We are now in Penang in the northwest of penninsular Malaysia. There is much to see here, but today we will relax since the wild bus ride resulted in a sleepless night!

Friday, October 24, 2008

Motorbike days

Motorcycle GangSmiles on a bridge
Water buffalo and rice harvest.
Taking a break from the work of the day
Chinese Checkers

Red Zou women

My rear end is relieved to be back in the city! As for the rest of me? Well the 6 day journey through mountainous terrain was by far the highlight of this trip. We exited the overnight train into the cool misty morning of Lau Cai just a stone's throw from the Chinese border. After filling our tanks and our stomachs we headed straight to a local Red Zou village surprised to find the young women running to greet us. Denis and Gordon were here to deliver donated reading glasses to the older women so they could continue the delicate work of their handicrafts.

Dressed in deep blue garments with bands of detailed embroidery the women were eager to answer our questions and guide us in their town in hopes of selling some of their treasures. Of all the urban locations where we had run into language difficulties time and again it was quite a shock to find the teenage girls of this remote hill tribe answering every one of our questions in well versed English. I was adopted by four young girls one by the name of May Trang who pulled up the green leaves of the indigo plant and showed me how balling it up and rubbing it in the palm of your hand created the blue color predominant in the clothing of many of the hill tribe people. She described some of her experiences as we walked the dirt roads past wooden homes and terraces of rice. All young girls begin embroidery at the age of 8 and spend any spare time working in the craft when they are not in school. May hopes to someday continue her education through college and travel her home country before venturing into the rest of the world. No boyfriend yet at the age of 15 as the marrying age continues to increase and most women now marry between 18 and 25.

Back at our bikes "you buy from me," and "you buy from me next?" echoed through the crowd that had followed us through the town. Sad to leave these beautiful women I picked out a little bag made by May Trang and headed back on the road to Sapa.

We settled into our hostel and lunched on pho in a market filled with women of the Black Hmong tribe. Everywhere in town we saw representations of various hill tribes, most only identifiable by their traditional dress. We ventured through the town running various errands preparing for the longer days ahead and finished our night with a fantastic feast. With our beret topped host we learned to play chinese checkers and repeatedly made toasts with his homemade rice wine before stumbling into a small karaoke cafe where we humiliated ourselves (and by we I mean me) with painful renditions of ABBA and Flashdance!

Everyday we woke early and traveled long and far with new and more beautiful experiences around every turn. Vendors on the side of the road offered fruits and skewered snacks. The dwindling village of Old Lau Chau will soon be under water with the building of a new dam. The bizarre relocation projects strangely echo western suburban developments filling construction sites with a smattering of fairly traditional looking stilt houses.

==================================================

Instruction A:
Answer these questions from the motorbike travel post:
(i) At what age do young girls begin embroidery?
(ii) Women of which tribe filled the market where the group lunched on pho?
(iii) Why will the village of Old Lau Chau soon be under water?
Instruction B: Retype the stretch of the motorbike travel post from "Motorbike days" through "of their handicrafts.".
Instruction C: Extend the motorbike travel post by writing what comes after its final sentence.

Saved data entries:
==================================================

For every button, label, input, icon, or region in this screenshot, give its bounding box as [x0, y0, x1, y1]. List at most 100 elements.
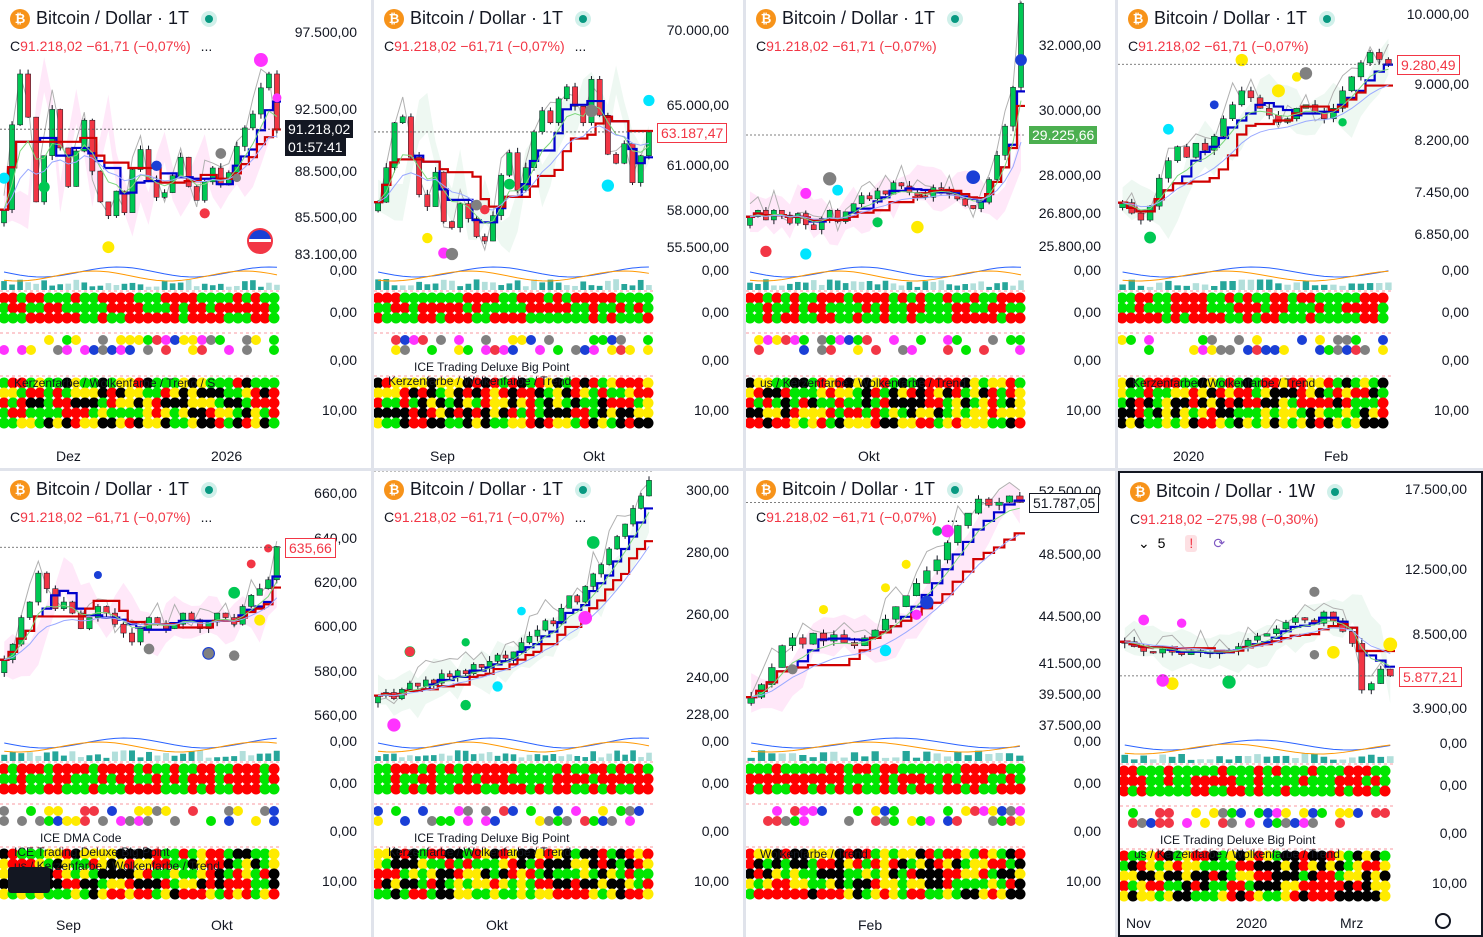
indicator-title[interactable]: us / Kerzenfarbe / Wolkenfarbe / Trend — [1134, 847, 1340, 861]
visibility-eye-icon[interactable] — [575, 10, 592, 27]
us-flag-icon[interactable] — [247, 228, 273, 254]
indicator-axis-label: 0,00 — [701, 352, 729, 368]
chart-panel[interactable]: ₿ Bitcoin / Dollar · 1T C91.218,02 −61,71 … — [746, 0, 1115, 468]
alert-icon[interactable]: ! — [1185, 535, 1198, 552]
indicator-title[interactable]: ICE Trading Deluxe Big Point — [14, 845, 170, 859]
time-axis-label: Mrz — [1340, 915, 1364, 931]
indicator-title[interactable]: ICE DMA Code — [40, 831, 122, 845]
candle — [974, 495, 983, 515]
chart-canvas[interactable] — [374, 471, 743, 937]
symbol-title[interactable]: Bitcoin / Dollar · 1T — [36, 8, 190, 28]
indicator-title[interactable]: Kerzenfarbe / Wolkenfarbe / Trend — [388, 845, 572, 859]
histogram-bar — [912, 757, 921, 761]
ohlc-change: −61,71 (−0,07%) — [86, 509, 191, 525]
indicator-title[interactable]: ICE Trading Deluxe Big Point — [1160, 833, 1316, 847]
oscillator-line — [1122, 270, 1389, 282]
histogram-bar — [1121, 754, 1129, 763]
chart-panel[interactable]: ₿ Bitcoin / Dollar · 1T C91.218,02 −61,71 … — [746, 471, 1115, 937]
symbol-title[interactable]: Bitcoin / Dollar · 1T — [410, 479, 564, 499]
chart-panel[interactable]: ₿ Bitcoin / Dollar · 1T C91.218,02 −61,71 … — [374, 0, 743, 468]
histogram-bar — [637, 279, 644, 290]
symbol-title[interactable]: Bitcoin / Dollar · 1T — [782, 479, 936, 499]
chart-panel[interactable]: ₿ Bitcoin / Dollar · 1W C91.218,02 −275,98… — [1118, 471, 1483, 937]
indicator-title[interactable]: ICE Trading Deluxe Big Point — [414, 360, 570, 374]
chart-canvas[interactable] — [0, 0, 371, 468]
visibility-eye-icon[interactable] — [1319, 10, 1336, 27]
histogram-bar — [105, 283, 112, 290]
chart-canvas[interactable] — [746, 0, 1115, 468]
histogram-bar — [399, 285, 406, 290]
more-button[interactable]: ... — [574, 38, 587, 54]
indicator-axis-label: 0,00 — [701, 262, 729, 278]
chart-panel[interactable]: ₿ Bitcoin / Dollar · 1T C91.218,02 −61,71 … — [1118, 0, 1483, 468]
indicator-title[interactable]: Kerzenfarbe / Wolkenfarbe / Trend — [1132, 376, 1316, 390]
chart-canvas[interactable] — [746, 471, 1115, 937]
indicator-axis-label: 0,00 — [1439, 735, 1467, 751]
chart-panel[interactable]: ₿ Bitcoin / Dollar · 1T C91.218,02 −61,71 … — [0, 0, 371, 468]
chart-legend[interactable]: ₿ Bitcoin / Dollar · 1T — [756, 8, 964, 29]
chart-legend[interactable]: ₿ Bitcoin / Dollar · 1W — [1130, 481, 1344, 502]
candle — [1137, 212, 1145, 225]
indicator-title[interactable]: ICE Trading Deluxe Big Point — [414, 831, 570, 845]
symbol-title[interactable]: Bitcoin / Dollar · 1T — [410, 8, 564, 28]
indicator-title[interactable]: Kerzenfarbe / Wolkenfarbe / Trend — [388, 374, 572, 388]
signal-dot — [872, 217, 883, 228]
price-axis-label: 300,00 — [686, 481, 729, 498]
histogram-bar — [1010, 285, 1016, 290]
visibility-eye-icon[interactable] — [201, 481, 218, 498]
signal-dot — [38, 181, 50, 193]
histogram-bar — [613, 279, 619, 290]
chart-canvas[interactable] — [1120, 473, 1483, 937]
chart-panel[interactable]: ₿ Bitcoin / Dollar · 1T C91.218,02 −61,71 … — [374, 471, 743, 937]
indicator-pane — [746, 290, 1026, 324]
visibility-eye-icon[interactable] — [575, 481, 592, 498]
symbol-title[interactable]: Bitcoin / Dollar · 1T — [36, 479, 190, 499]
chart-legend[interactable]: ₿ Bitcoin / Dollar · 1T — [10, 479, 218, 500]
indicator-title[interactable]: us / Kerzenfarbe / Wolkenfarbe / Trend — [760, 376, 966, 390]
visibility-eye-icon[interactable] — [947, 481, 964, 498]
chart-legend[interactable]: ₿ Bitcoin / Dollar · 1T — [384, 479, 592, 500]
more-button[interactable]: ... — [946, 509, 959, 525]
signal-dot — [1015, 54, 1027, 66]
visibility-eye-icon[interactable] — [1327, 483, 1344, 500]
settings-icon[interactable] — [1435, 913, 1451, 929]
chart-legend[interactable]: ₿ Bitcoin / Dollar · 1T — [384, 8, 592, 29]
symbol-title[interactable]: Bitcoin / Dollar · 1T — [1154, 8, 1308, 28]
candle — [986, 177, 992, 205]
histogram-bar — [1146, 286, 1154, 290]
candle — [57, 108, 64, 151]
indicator-title[interactable]: Wolkenfarbe / Trend — [760, 847, 868, 861]
collapse-button[interactable]: ⌄ 5 — [1134, 535, 1173, 552]
oscillator-line — [3, 270, 278, 282]
more-button[interactable]: ... — [200, 509, 213, 525]
candle — [510, 651, 517, 664]
chart-legend[interactable]: ₿ Bitcoin / Dollar · 1T — [1128, 8, 1336, 29]
histogram-bar — [1238, 279, 1245, 290]
ichimoku-cloud — [4, 57, 277, 237]
price-axis-label: 41.500,00 — [1038, 654, 1101, 671]
histogram-bar — [646, 752, 652, 761]
indicator-title[interactable]: Kerzenfarbe / Wolkenfarbe / Trend / S — [14, 376, 216, 390]
signal-dot — [264, 544, 273, 553]
histogram-bar — [432, 283, 439, 290]
ohlc-prefix: C — [10, 38, 21, 54]
visibility-eye-icon[interactable] — [201, 10, 218, 27]
indicator-title[interactable]: us / Kerzenfarbe / Wolkenfarbe / Trend — [14, 859, 220, 873]
chart-legend[interactable]: ₿ Bitcoin / Dollar · 1T — [756, 479, 964, 500]
chart-legend[interactable]: ₿ Bitcoin / Dollar · 1T — [10, 8, 218, 29]
symbol-title[interactable]: Bitcoin / Dollar · 1W — [1156, 481, 1316, 501]
chart-canvas[interactable] — [1118, 0, 1483, 468]
chart-canvas[interactable] — [374, 0, 743, 468]
replay-icon[interactable]: ⟳ — [1213, 535, 1226, 551]
histogram-bar — [137, 757, 144, 761]
histogram-bar — [830, 751, 838, 761]
symbol-title[interactable]: Bitcoin / Dollar · 1T — [782, 8, 936, 28]
visibility-eye-icon[interactable] — [947, 10, 964, 27]
more-button[interactable]: ... — [574, 509, 587, 525]
histogram-bar — [514, 280, 521, 290]
chart-panel[interactable]: ₿ Bitcoin / Dollar · 1T C91.218,02 −61,71 … — [0, 471, 371, 937]
candle — [834, 208, 841, 224]
chart-canvas[interactable] — [0, 471, 371, 937]
more-button[interactable]: ... — [200, 38, 213, 54]
signal-dot — [228, 586, 241, 599]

==================================================

Final result A:
(i) At the age of 8.
(ii) The Black Hmong tribe.
(iii) Because of the building of a new dam.

Final result B:
Motorbike days

Motorcycle GangSmiles on a bridge
Water buffalo and rice harvest.
Taking a break from the work of the day
Chinese Checkers

Red Zou women

My rear end is relieved to be back in the city! As for the rest of me? Well the 6 day journey through mountainous terrain was by far the highlight of this trip. We exited the overnight train into the cool misty morning of Lau Cai just a stone's throw from the Chinese border. After filling our tanks and our stomachs we headed straight to a local Red Zou village surprised to find the young women running to greet us. Denis and Gordon were here to deliver donated reading glasses to the older women so they could continue the delicate work of their handicrafts.

Final result C:
We played copycat with children in the street and repeated "hellos" back to every person that recognized our foreign appearance. Rice workers in the fields invited us out to help with the harvest, people came out to meet us when we stopped near their path, and our last night was a home stay with a White Tai family in their beautiful stilt home. For the most part the road was paved and fairly easy, but large stretches of construction, dirt road, rains, mud, gravel, drastic changes in altitude, and finally big city traffic have all taken their toll, and it is very good to be back on my feet again. Tonight we will have one last traditional Vietnamese dinner with Huong's family before heading to Malaysia tomorrow. Kuala Lumpur awaits!

Friday, October 17, 2008

Hanoi and Halong Bay

Tour boats crowd a bay harbor.
Floating villages hide in among the thousands of limestone rocks.
Israel, Spain, Sweden, Englad, America, Canada have all made it to the top!
The dead animals fermenting in the wine are supposed to strengthen the libido.
Dragon Kiln steps.
Hoan Kiem Lake at night.
Herbs and noodles.

Hoi An turned out to be our Sin City as we indulged in the tailor shops before departing in shame with our overstuffed packs. Meandering alleyways dotted with oversized trees and ancient buildings in the Old Quarter surround our home in the city of Hanoi. Though overwhelmed with tourist agencies and souvenier shops we have found many charming hideaways for coffee and delicious dining experiences. Rice and rice noodles have taken a back seat to the varieties of world cuisine offered near where we stay.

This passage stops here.